What you will do: Print the entries below word for word; the pictures stay out of your copy.

Dataset entries
* Begin *

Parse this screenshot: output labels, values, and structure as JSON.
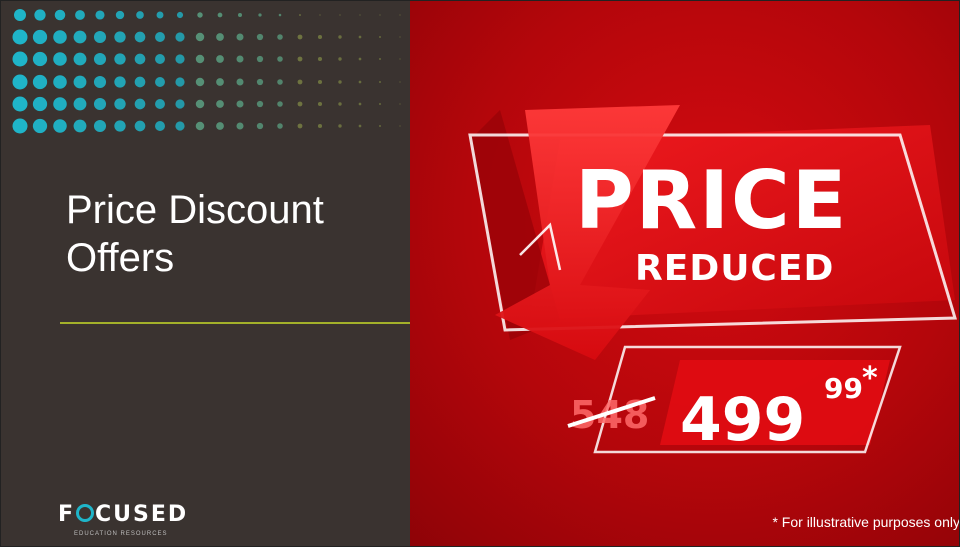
{
  "slide": {
    "title": "Price Discount Offers",
    "logo": {
      "word_before": "F",
      "word_after": "CUSED",
      "tagline": "EDUCATION RESOURCES"
    },
    "banner": {
      "headline": "PRICE",
      "subheadline": "REDUCED",
      "old_price": "548",
      "new_price_main": "499",
      "new_price_cents": "99",
      "asterisk": "*"
    },
    "disclaimer": "* For illustrative purposes only"
  },
  "colors": {
    "left_background": "#3a3330",
    "rule": "#a3b12a",
    "dot_teal": "#1fb5c9",
    "banner_red": "#d40b10"
  }
}
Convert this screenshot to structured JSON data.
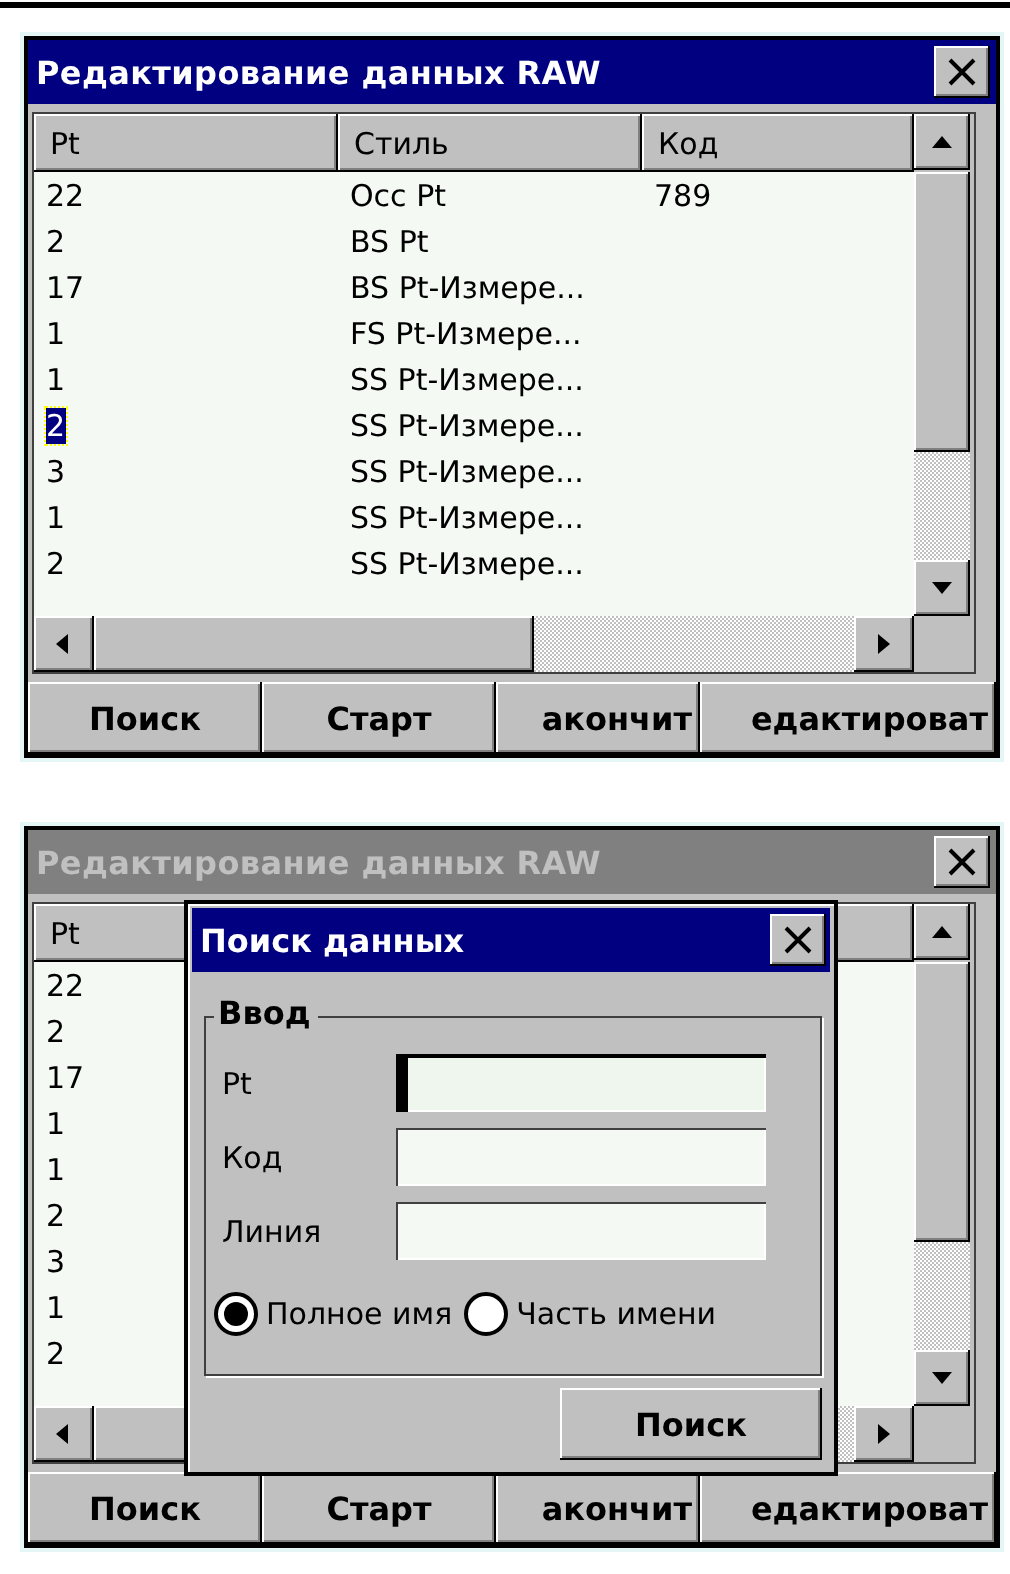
{
  "screens": [
    {
      "title": "Редактирование данных RAW",
      "active": true,
      "columns": [
        "Pt",
        "Стиль",
        "Код"
      ],
      "rows": [
        {
          "pt": "22",
          "style": "Occ Pt",
          "code": "789",
          "selected": false
        },
        {
          "pt": "2",
          "style": "BS Pt",
          "selected": false
        },
        {
          "pt": "17",
          "style": "BS Pt-Измере...",
          "selected": false
        },
        {
          "pt": "1",
          "style": "FS Pt-Измере...",
          "selected": false
        },
        {
          "pt": "1",
          "style": "SS Pt-Измере...",
          "selected": false
        },
        {
          "pt": "2",
          "style": "SS Pt-Измере...",
          "selected": true
        },
        {
          "pt": "3",
          "style": "SS Pt-Измере...",
          "selected": false
        },
        {
          "pt": "1",
          "style": "SS Pt-Измере...",
          "selected": false
        },
        {
          "pt": "2",
          "style": "SS Pt-Измере...",
          "selected": false
        }
      ],
      "buttons": [
        "Поиск",
        "Старт",
        "акончит",
        "едактироват"
      ]
    },
    {
      "title": "Редактирование данных RAW",
      "active": false,
      "columns": [
        "Pt"
      ],
      "rows": [
        {
          "pt": "22",
          "selected": false
        },
        {
          "pt": "2",
          "selected": false
        },
        {
          "pt": "17",
          "selected": false
        },
        {
          "pt": "1",
          "selected": false
        },
        {
          "pt": "1",
          "selected": false
        },
        {
          "pt": "2",
          "selected": false
        },
        {
          "pt": "3",
          "selected": false
        },
        {
          "pt": "1",
          "selected": false
        },
        {
          "pt": "2",
          "selected": false
        }
      ],
      "buttons": [
        "Поиск",
        "Старт",
        "акончит",
        "едактироват"
      ],
      "dialog": {
        "title": "Поиск данных",
        "group": "Ввод",
        "fields": [
          {
            "label": "Pt",
            "focused": true
          },
          {
            "label": "Код",
            "focused": false
          },
          {
            "label": "Линия",
            "focused": false
          }
        ],
        "radios": [
          {
            "label": "Полное имя",
            "selected": true
          },
          {
            "label": "Часть имени",
            "selected": false
          }
        ],
        "button": "Поиск"
      }
    }
  ]
}
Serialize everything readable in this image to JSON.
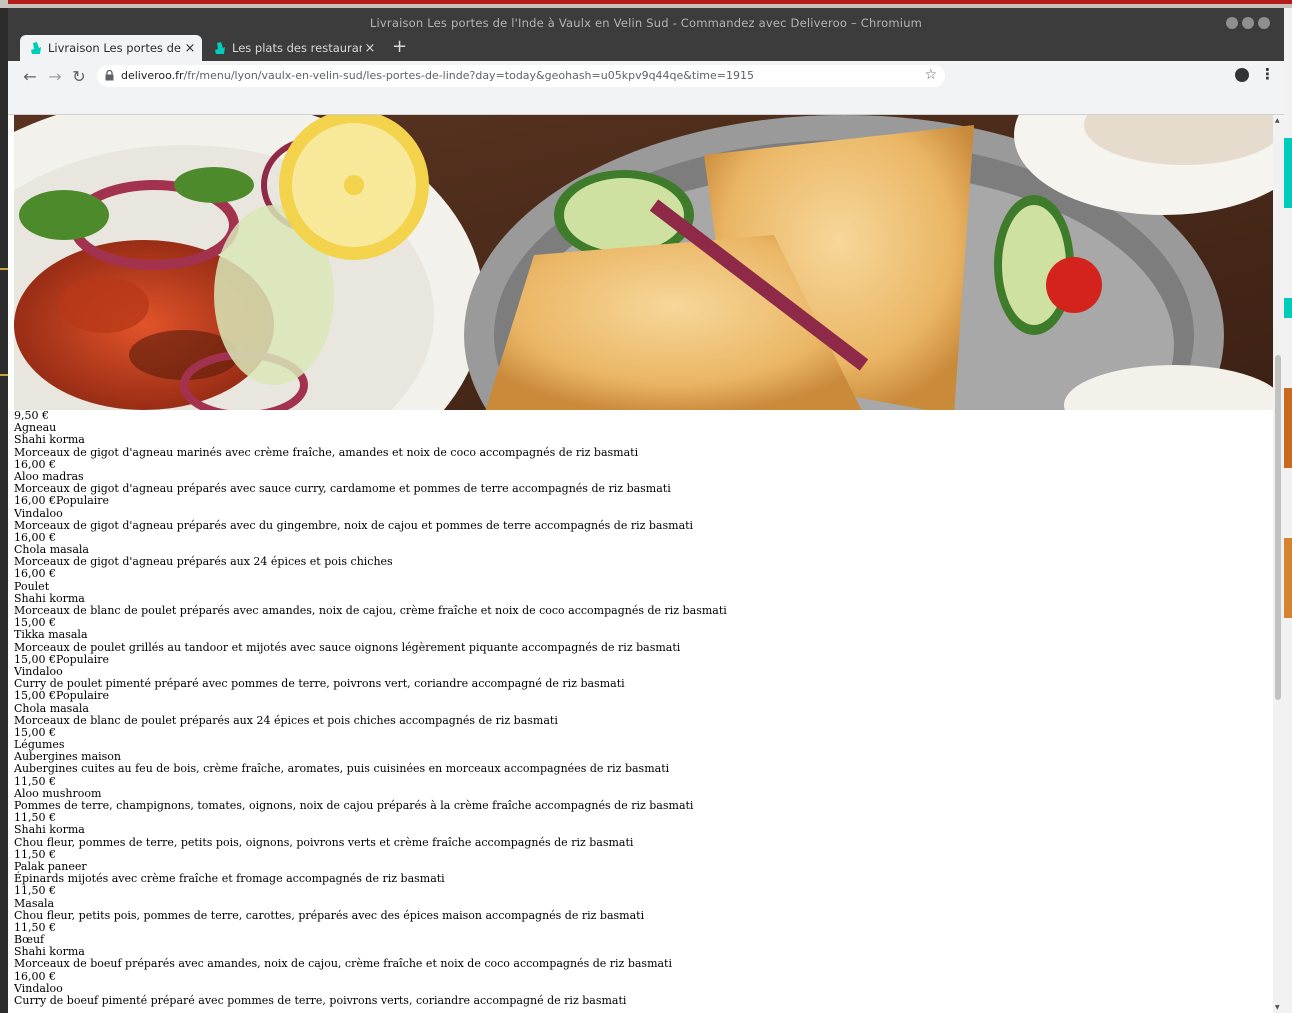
{
  "window": {
    "title": "Livraison Les portes de l'Inde à Vaulx en Velin Sud - Commandez avec Deliveroo – Chromium"
  },
  "tabs": [
    {
      "label": "Livraison Les portes de l'I",
      "close": "×"
    },
    {
      "label": "Les plats des restaurants",
      "close": "×"
    }
  ],
  "newtab_label": "+",
  "address": {
    "url_host": "deliveroo.fr",
    "url_path": "/fr/menu/lyon/vaulx-en-velin-sud/les-portes-de-linde?day=today&geohash=u05kpv9q44qe&time=1915"
  },
  "icons": {
    "back": "arrow-left-icon",
    "forward": "arrow-right-icon",
    "reload": "reload-icon",
    "lock": "lock-icon",
    "star": "star-icon",
    "account": "account-icon",
    "menu": "kebab-menu-icon",
    "favicon": "deliveroo-kangaroo-icon"
  },
  "colors": {
    "deliveroo_teal": "#00ccbc",
    "titlebar": "#3c3c3c",
    "toolbar": "#f1f3f4"
  },
  "menu_lines": [
    "9,50 €",
    "Agneau",
    "Shahi korma",
    "Morceaux de gigot d'agneau marinés avec crème fraîche, amandes et noix de coco accompagnés de riz basmati",
    "16,00 €",
    "Aloo madras",
    "Morceaux de gigot d'agneau préparés avec sauce curry, cardamome et pommes de terre accompagnés de riz basmati",
    "16,00 €Populaire",
    "Vindaloo",
    "Morceaux de gigot d'agneau préparés avec du gingembre, noix de cajou et pommes de terre accompagnés de riz basmati",
    "16,00 €",
    "Chola masala",
    "Morceaux de gigot d'agneau préparés aux 24 épices et pois chiches",
    "16,00 €",
    "Poulet",
    "Shahi korma",
    "Morceaux de blanc de poulet préparés avec amandes, noix de cajou, crème fraîche et noix de coco accompagnés de riz basmati",
    "15,00 €",
    "Tikka masala",
    "Morceaux de poulet grillés au tandoor et mijotés avec sauce oignons légèrement piquante accompagnés de riz basmati",
    "15,00 €Populaire",
    "Vindaloo",
    "Curry de poulet pimenté préparé avec pommes de terre, poivrons vert, coriandre accompagné de riz basmati",
    "15,00 €Populaire",
    "Chola masala",
    "Morceaux de blanc de poulet préparés aux 24 épices et pois chiches accompagnés de riz basmati",
    "15,00 €",
    "Légumes",
    "Aubergines maison",
    "Aubergines cuites au feu de bois, crème fraîche, aromates, puis cuisinées en morceaux accompagnées de riz basmati",
    "11,50 €",
    "Aloo mushroom",
    "Pommes de terre, champignons, tomates, oignons, noix de cajou préparés à la crème fraîche accompagnés de riz basmati",
    "11,50 €",
    "Shahi korma",
    "Chou fleur, pommes de terre, petits pois, oignons, poivrons verts et crème fraîche accompagnés de riz basmati",
    "11,50 €",
    "Palak paneer",
    "Épinards mijotés avec crème fraîche et fromage accompagnés de riz basmati",
    "11,50 €",
    "Masala",
    "Chou fleur, petits pois, pommes de terre, carottes, préparés avec des épices maison accompagnés de riz basmati",
    "11,50 €",
    "Bœuf",
    "Shahi korma",
    "Morceaux de boeuf préparés avec amandes, noix de cajou, crème fraîche et noix de coco accompagnés de riz basmati",
    "16,00 €",
    "Vindaloo",
    "Curry de boeuf pimenté préparé avec pommes de terre, poivrons verts, coriandre accompagné de riz basmati"
  ]
}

* End *

Completed exercise:
Parse this screenshot: output labels, values, and structure as JSON.
{
  "slide": {
    "title": "Price Discount Offers",
    "logo": {
      "word_before": "F",
      "word_after": "CUSED",
      "tagline": "EDUCATION RESOURCES"
    },
    "banner": {
      "headline": "PRICE",
      "subheadline": "REDUCED",
      "old_price": "548",
      "new_price_main": "499",
      "new_price_cents": "99",
      "asterisk": "*"
    },
    "disclaimer": "* For illustrative purposes only"
  },
  "colors": {
    "left_background": "#3a3330",
    "rule": "#a3b12a",
    "dot_teal": "#1fb5c9",
    "banner_red": "#d40b10"
  }
}
Convert this screenshot to structured JSON data.
{
  "screens": [
    {
      "title": "Редактирование данных RAW",
      "active": true,
      "columns": [
        "Pt",
        "Стиль",
        "Код"
      ],
      "rows": [
        {
          "pt": "22",
          "style": "Occ Pt",
          "code": "789",
          "selected": false
        },
        {
          "pt": "2",
          "style": "BS Pt",
          "selected": false
        },
        {
          "pt": "17",
          "style": "BS Pt-Измере...",
          "selected": false
        },
        {
          "pt": "1",
          "style": "FS Pt-Измере...",
          "selected": false
        },
        {
          "pt": "1",
          "style": "SS Pt-Измере...",
          "selected": false
        },
        {
          "pt": "2",
          "style": "SS Pt-Измере...",
          "selected": true
        },
        {
          "pt": "3",
          "style": "SS Pt-Измере...",
          "selected": false
        },
        {
          "pt": "1",
          "style": "SS Pt-Измере...",
          "selected": false
        },
        {
          "pt": "2",
          "style": "SS Pt-Измере...",
          "selected": false
        }
      ],
      "buttons": [
        "Поиск",
        "Старт",
        "акончит",
        "едактироват"
      ]
    },
    {
      "title": "Редактирование данных RAW",
      "active": false,
      "columns": [
        "Pt"
      ],
      "rows": [
        {
          "pt": "22",
          "selected": false
        },
        {
          "pt": "2",
          "selected": false
        },
        {
          "pt": "17",
          "selected": false
        },
        {
          "pt": "1",
          "selected": false
        },
        {
          "pt": "1",
          "selected": false
        },
        {
          "pt": "2",
          "selected": false
        },
        {
          "pt": "3",
          "selected": false
        },
        {
          "pt": "1",
          "selected": false
        },
        {
          "pt": "2",
          "selected": false
        }
      ],
      "buttons": [
        "Поиск",
        "Старт",
        "акончит",
        "едактироват"
      ],
      "dialog": {
        "title": "Поиск данных",
        "group": "Ввод",
        "fields": [
          {
            "label": "Pt",
            "focused": true
          },
          {
            "label": "Код",
            "focused": false
          },
          {
            "label": "Линия",
            "focused": false
          }
        ],
        "radios": [
          {
            "label": "Полное имя",
            "selected": true
          },
          {
            "label": "Часть имени",
            "selected": false
          }
        ],
        "button": "Поиск"
      }
    }
  ]
}
Serialize everything readable in this image to JSON.
{
  "window": {
    "title": "Livraison Les portes de l'Inde à Vaulx en Velin Sud - Commandez avec Deliveroo – Chromium"
  },
  "tabs": [
    {
      "label": "Livraison Les portes de l'I",
      "close": "×"
    },
    {
      "label": "Les plats des restaurants",
      "close": "×"
    }
  ],
  "newtab_label": "+",
  "address": {
    "url_host": "deliveroo.fr",
    "url_path": "/fr/menu/lyon/vaulx-en-velin-sud/les-portes-de-linde?day=today&geohash=u05kpv9q44qe&time=1915"
  },
  "icons": {
    "back": "arrow-left-icon",
    "forward": "arrow-right-icon",
    "reload": "reload-icon",
    "lock": "lock-icon",
    "star": "star-icon",
    "account": "account-icon",
    "menu": "kebab-menu-icon",
    "favicon": "deliveroo-kangaroo-icon"
  },
  "colors": {
    "deliveroo_teal": "#00ccbc",
    "titlebar": "#3c3c3c",
    "toolbar": "#f1f3f4"
  },
  "menu_lines": [
    "9,50 €",
    "Agneau",
    "Shahi korma",
    "Morceaux de gigot d'agneau marinés avec crème fraîche, amandes et noix de coco accompagnés de riz basmati",
    "16,00 €",
    "Aloo madras",
    "Morceaux de gigot d'agneau préparés avec sauce curry, cardamome et pommes de terre accompagnés de riz basmati",
    "16,00 €Populaire",
    "Vindaloo",
    "Morceaux de gigot d'agneau préparés avec du gingembre, noix de cajou et pommes de terre accompagnés de riz basmati",
    "16,00 €",
    "Chola masala",
    "Morceaux de gigot d'agneau préparés aux 24 épices et pois chiches",
    "16,00 €",
    "Poulet",
    "Shahi korma",
    "Morceaux de blanc de poulet préparés avec amandes, noix de cajou, crème fraîche et noix de coco accompagnés de riz basmati",
    "15,00 €",
    "Tikka masala",
    "Morceaux de poulet grillés au tandoor et mijotés avec sauce oignons légèrement piquante accompagnés de riz basmati",
    "15,00 €Populaire",
    "Vindaloo",
    "Curry de poulet pimenté préparé avec pommes de terre, poivrons vert, coriandre accompagné de riz basmati",
    "15,00 €Populaire",
    "Chola masala",
    "Morceaux de blanc de poulet préparés aux 24 épices et pois chiches accompagnés de riz basmati",
    "15,00 €",
    "Légumes",
    "Aubergines maison",
    "Aubergines cuites au feu de bois, crème fraîche, aromates, puis cuisinées en morceaux accompagnées de riz basmati",
    "11,50 €",
    "Aloo mushroom",
    "Pommes de terre, champignons, tomates, oignons, noix de cajou préparés à la crème fraîche accompagnés de riz basmati",
    "11,50 €",
    "Shahi korma",
    "Chou fleur, pommes de terre, petits pois, oignons, poivrons verts et crème fraîche accompagnés de riz basmati",
    "11,50 €",
    "Palak paneer",
    "Épinards mijotés avec crème fraîche et fromage accompagnés de riz basmati",
    "11,50 €",
    "Masala",
    "Chou fleur, petits pois, pommes de terre, carottes, préparés avec des épices maison accompagnés de riz basmati",
    "11,50 €",
    "Bœuf",
    "Shahi korma",
    "Morceaux de boeuf préparés avec amandes, noix de cajou, crème fraîche et noix de coco accompagnés de riz basmati",
    "16,00 €",
    "Vindaloo",
    "Curry de boeuf pimenté préparé avec pommes de terre, poivrons verts, coriandre accompagné de riz basmati"
  ]
}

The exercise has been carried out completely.